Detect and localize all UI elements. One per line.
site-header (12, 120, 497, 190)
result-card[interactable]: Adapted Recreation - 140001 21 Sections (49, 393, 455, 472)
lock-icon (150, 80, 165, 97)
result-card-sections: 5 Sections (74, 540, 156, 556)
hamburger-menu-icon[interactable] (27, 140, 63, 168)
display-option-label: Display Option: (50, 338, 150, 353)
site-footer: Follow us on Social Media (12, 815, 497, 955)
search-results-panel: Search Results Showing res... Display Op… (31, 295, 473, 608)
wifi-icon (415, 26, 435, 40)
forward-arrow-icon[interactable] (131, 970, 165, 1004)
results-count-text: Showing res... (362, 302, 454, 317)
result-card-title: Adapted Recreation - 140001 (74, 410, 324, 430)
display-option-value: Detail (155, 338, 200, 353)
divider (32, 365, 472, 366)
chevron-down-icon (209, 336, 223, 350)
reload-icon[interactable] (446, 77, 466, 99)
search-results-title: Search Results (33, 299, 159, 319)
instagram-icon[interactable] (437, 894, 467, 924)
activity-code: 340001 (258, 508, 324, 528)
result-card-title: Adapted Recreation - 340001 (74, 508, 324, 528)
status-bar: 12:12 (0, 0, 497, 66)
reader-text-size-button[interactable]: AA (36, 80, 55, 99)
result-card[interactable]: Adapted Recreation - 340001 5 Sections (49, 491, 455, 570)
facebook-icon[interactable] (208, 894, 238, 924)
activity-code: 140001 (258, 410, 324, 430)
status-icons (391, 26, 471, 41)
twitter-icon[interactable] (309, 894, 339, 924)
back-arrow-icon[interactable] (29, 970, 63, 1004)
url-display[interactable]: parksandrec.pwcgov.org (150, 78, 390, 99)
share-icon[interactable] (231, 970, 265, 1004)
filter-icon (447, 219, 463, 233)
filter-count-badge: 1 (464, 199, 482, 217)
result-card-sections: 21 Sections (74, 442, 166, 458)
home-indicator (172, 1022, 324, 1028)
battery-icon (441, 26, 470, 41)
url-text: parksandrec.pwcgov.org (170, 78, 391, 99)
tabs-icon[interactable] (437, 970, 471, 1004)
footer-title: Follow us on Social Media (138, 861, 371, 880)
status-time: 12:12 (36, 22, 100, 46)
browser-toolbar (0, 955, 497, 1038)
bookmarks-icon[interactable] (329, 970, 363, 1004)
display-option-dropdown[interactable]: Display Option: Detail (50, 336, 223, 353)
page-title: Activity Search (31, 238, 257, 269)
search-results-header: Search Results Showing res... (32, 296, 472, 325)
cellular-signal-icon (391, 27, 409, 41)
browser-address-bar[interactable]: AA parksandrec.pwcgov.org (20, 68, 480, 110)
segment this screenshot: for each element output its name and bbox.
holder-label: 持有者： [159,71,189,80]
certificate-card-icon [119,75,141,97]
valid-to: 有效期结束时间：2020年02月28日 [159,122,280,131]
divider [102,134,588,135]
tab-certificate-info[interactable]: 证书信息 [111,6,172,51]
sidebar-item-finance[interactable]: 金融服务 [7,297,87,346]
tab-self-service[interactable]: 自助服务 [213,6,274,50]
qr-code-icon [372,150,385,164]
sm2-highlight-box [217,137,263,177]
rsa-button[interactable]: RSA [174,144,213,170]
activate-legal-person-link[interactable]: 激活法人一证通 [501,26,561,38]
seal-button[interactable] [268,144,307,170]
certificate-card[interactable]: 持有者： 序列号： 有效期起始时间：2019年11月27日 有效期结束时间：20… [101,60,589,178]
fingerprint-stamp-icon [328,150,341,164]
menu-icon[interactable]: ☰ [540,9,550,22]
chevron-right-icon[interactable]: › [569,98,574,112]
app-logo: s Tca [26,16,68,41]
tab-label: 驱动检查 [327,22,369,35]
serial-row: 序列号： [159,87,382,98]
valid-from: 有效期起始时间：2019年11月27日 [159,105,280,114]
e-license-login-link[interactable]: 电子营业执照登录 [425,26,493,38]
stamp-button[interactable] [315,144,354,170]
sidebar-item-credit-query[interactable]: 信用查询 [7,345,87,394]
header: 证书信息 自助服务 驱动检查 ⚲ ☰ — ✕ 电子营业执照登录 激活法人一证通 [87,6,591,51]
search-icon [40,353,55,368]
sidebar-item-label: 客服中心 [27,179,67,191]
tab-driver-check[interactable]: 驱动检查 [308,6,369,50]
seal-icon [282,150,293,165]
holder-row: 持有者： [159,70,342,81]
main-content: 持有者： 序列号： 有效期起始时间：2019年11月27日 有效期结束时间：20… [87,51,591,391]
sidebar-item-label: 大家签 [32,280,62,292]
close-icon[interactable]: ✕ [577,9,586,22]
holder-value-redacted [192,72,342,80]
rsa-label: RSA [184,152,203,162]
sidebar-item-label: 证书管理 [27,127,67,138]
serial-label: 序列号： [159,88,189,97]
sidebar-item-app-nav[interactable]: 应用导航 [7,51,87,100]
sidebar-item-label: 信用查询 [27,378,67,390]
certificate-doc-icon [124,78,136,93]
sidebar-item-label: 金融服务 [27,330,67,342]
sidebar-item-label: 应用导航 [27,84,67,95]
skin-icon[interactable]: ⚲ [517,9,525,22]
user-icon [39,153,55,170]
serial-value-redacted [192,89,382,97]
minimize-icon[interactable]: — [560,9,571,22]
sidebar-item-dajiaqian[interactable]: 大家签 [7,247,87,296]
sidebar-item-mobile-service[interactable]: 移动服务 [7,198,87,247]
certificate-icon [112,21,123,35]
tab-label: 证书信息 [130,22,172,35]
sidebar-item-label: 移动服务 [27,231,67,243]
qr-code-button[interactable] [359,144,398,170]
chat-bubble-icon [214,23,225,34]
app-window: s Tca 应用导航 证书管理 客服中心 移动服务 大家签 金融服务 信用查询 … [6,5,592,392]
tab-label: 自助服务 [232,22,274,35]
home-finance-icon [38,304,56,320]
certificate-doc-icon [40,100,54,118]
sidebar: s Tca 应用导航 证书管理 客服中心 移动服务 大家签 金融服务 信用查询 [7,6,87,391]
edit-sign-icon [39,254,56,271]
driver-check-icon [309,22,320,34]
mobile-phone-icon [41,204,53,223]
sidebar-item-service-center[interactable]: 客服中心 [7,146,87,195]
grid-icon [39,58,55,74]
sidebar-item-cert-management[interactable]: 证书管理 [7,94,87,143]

| GIVEN TASK |
Switch every "interactable" in the data above to "clickable" and give back all the lines with nothing else changed.

| THE REPLY |
Detect and localize all UI elements. One per line.
site-header (12, 120, 497, 190)
result-card[clickable]: Adapted Recreation - 140001 21 Sections (49, 393, 455, 472)
lock-icon (150, 80, 165, 97)
result-card-sections: 5 Sections (74, 540, 156, 556)
hamburger-menu-icon[clickable] (27, 140, 63, 168)
display-option-label: Display Option: (50, 338, 150, 353)
site-footer: Follow us on Social Media (12, 815, 497, 955)
search-results-panel: Search Results Showing res... Display Op… (31, 295, 473, 608)
wifi-icon (415, 26, 435, 40)
forward-arrow-icon[clickable] (131, 970, 165, 1004)
results-count-text: Showing res... (362, 302, 454, 317)
result-card-title: Adapted Recreation - 140001 (74, 410, 324, 430)
display-option-value: Detail (155, 338, 200, 353)
divider (32, 365, 472, 366)
chevron-down-icon (209, 336, 223, 350)
reload-icon[clickable] (446, 77, 466, 99)
search-results-title: Search Results (33, 299, 159, 319)
instagram-icon[clickable] (437, 894, 467, 924)
activity-code: 340001 (258, 508, 324, 528)
result-card-title: Adapted Recreation - 340001 (74, 508, 324, 528)
status-bar: 12:12 (0, 0, 497, 66)
reader-text-size-button[clickable]: AA (36, 80, 55, 99)
result-card[clickable]: Adapted Recreation - 340001 5 Sections (49, 491, 455, 570)
facebook-icon[clickable] (208, 894, 238, 924)
activity-code: 140001 (258, 410, 324, 430)
status-icons (391, 26, 471, 41)
twitter-icon[clickable] (309, 894, 339, 924)
back-arrow-icon[clickable] (29, 970, 63, 1004)
url-display[clickable]: parksandrec.pwcgov.org (150, 78, 390, 99)
share-icon[clickable] (231, 970, 265, 1004)
filter-icon (447, 219, 463, 233)
filter-count-badge: 1 (464, 199, 482, 217)
result-card-sections: 21 Sections (74, 442, 166, 458)
home-indicator (172, 1022, 324, 1028)
battery-icon (441, 26, 470, 41)
url-text: parksandrec.pwcgov.org (170, 78, 391, 99)
tabs-icon[clickable] (437, 970, 471, 1004)
footer-title: Follow us on Social Media (138, 861, 371, 880)
status-time: 12:12 (36, 22, 100, 46)
browser-toolbar (0, 955, 497, 1038)
bookmarks-icon[clickable] (329, 970, 363, 1004)
display-option-dropdown[clickable]: Display Option: Detail (50, 336, 223, 353)
page-title: Activity Search (31, 238, 257, 269)
search-results-header: Search Results Showing res... (32, 296, 472, 325)
cellular-signal-icon (391, 27, 409, 41)
browser-address-bar[clickable]: AA parksandrec.pwcgov.org (20, 68, 480, 110)
segment this screenshot: for each element output its name and bbox.
holder-label: 持有者： [159,71,189,80]
certificate-card-icon [119,75,141,97]
valid-to: 有效期结束时间：2020年02月28日 [159,122,280,131]
divider [102,134,588,135]
tab-certificate-info[clickable]: 证书信息 [111,6,172,51]
sidebar-item-finance[clickable]: 金融服务 [7,297,87,346]
tab-self-service[clickable]: 自助服务 [213,6,274,50]
qr-code-icon [372,150,385,164]
sm2-highlight-box [217,137,263,177]
rsa-button[clickable]: RSA [174,144,213,170]
activate-legal-person-link[clickable]: 激活法人一证通 [501,26,561,38]
seal-button[clickable] [268,144,307,170]
certificate-card[clickable]: 持有者： 序列号： 有效期起始时间：2019年11月27日 有效期结束时间：20… [101,60,589,178]
fingerprint-stamp-icon [328,150,341,164]
menu-icon[clickable]: ☰ [540,9,550,22]
chevron-right-icon[clickable]: › [569,98,574,112]
app-logo: s Tca [26,16,68,41]
tab-label: 驱动检查 [327,22,369,35]
serial-row: 序列号： [159,87,382,98]
valid-from: 有效期起始时间：2019年11月27日 [159,105,280,114]
e-license-login-link[clickable]: 电子营业执照登录 [425,26,493,38]
stamp-button[clickable] [315,144,354,170]
sidebar-item-credit-query[clickable]: 信用查询 [7,345,87,394]
header: 证书信息 自助服务 驱动检查 ⚲ ☰ — ✕ 电子营业执照登录 激活法人一证通 [87,6,591,51]
search-icon [40,353,55,368]
sidebar-item-label: 客服中心 [27,179,67,191]
tab-driver-check[clickable]: 驱动检查 [308,6,369,50]
seal-icon [282,150,293,165]
holder-row: 持有者： [159,70,342,81]
main-content: 持有者： 序列号： 有效期起始时间：2019年11月27日 有效期结束时间：20… [87,51,591,391]
sidebar-item-label: 大家签 [32,280,62,292]
close-icon[clickable]: ✕ [577,9,586,22]
holder-value-redacted [192,72,342,80]
rsa-label: RSA [184,152,203,162]
sidebar-item-label: 证书管理 [27,127,67,138]
serial-label: 序列号： [159,88,189,97]
sidebar-item-app-nav[clickable]: 应用导航 [7,51,87,100]
sidebar-item-label: 信用查询 [27,378,67,390]
certificate-doc-icon [124,78,136,93]
sidebar-item-label: 金融服务 [27,330,67,342]
sidebar-item-label: 应用导航 [27,84,67,95]
skin-icon[clickable]: ⚲ [517,9,525,22]
user-icon [39,153,55,170]
serial-value-redacted [192,89,382,97]
minimize-icon[clickable]: — [560,9,571,22]
sidebar-item-dajiaqian[clickable]: 大家签 [7,247,87,296]
sidebar-item-mobile-service[clickable]: 移动服务 [7,198,87,247]
certificate-icon [112,21,123,35]
tab-label: 证书信息 [130,22,172,35]
sidebar-item-label: 移动服务 [27,231,67,243]
qr-code-button[clickable] [359,144,398,170]
chat-bubble-icon [214,23,225,34]
app-window: s Tca 应用导航 证书管理 客服中心 移动服务 大家签 金融服务 信用查询 … [6,5,592,392]
tab-label: 自助服务 [232,22,274,35]
home-finance-icon [38,304,56,320]
certificate-doc-icon [40,100,54,118]
sidebar: s Tca 应用导航 证书管理 客服中心 移动服务 大家签 金融服务 信用查询 [7,6,87,391]
edit-sign-icon [39,254,56,271]
driver-check-icon [309,22,320,34]
mobile-phone-icon [41,204,53,223]
sidebar-item-service-center[clickable]: 客服中心 [7,146,87,195]
grid-icon [39,58,55,74]
sidebar-item-cert-management[clickable]: 证书管理 [7,94,87,143]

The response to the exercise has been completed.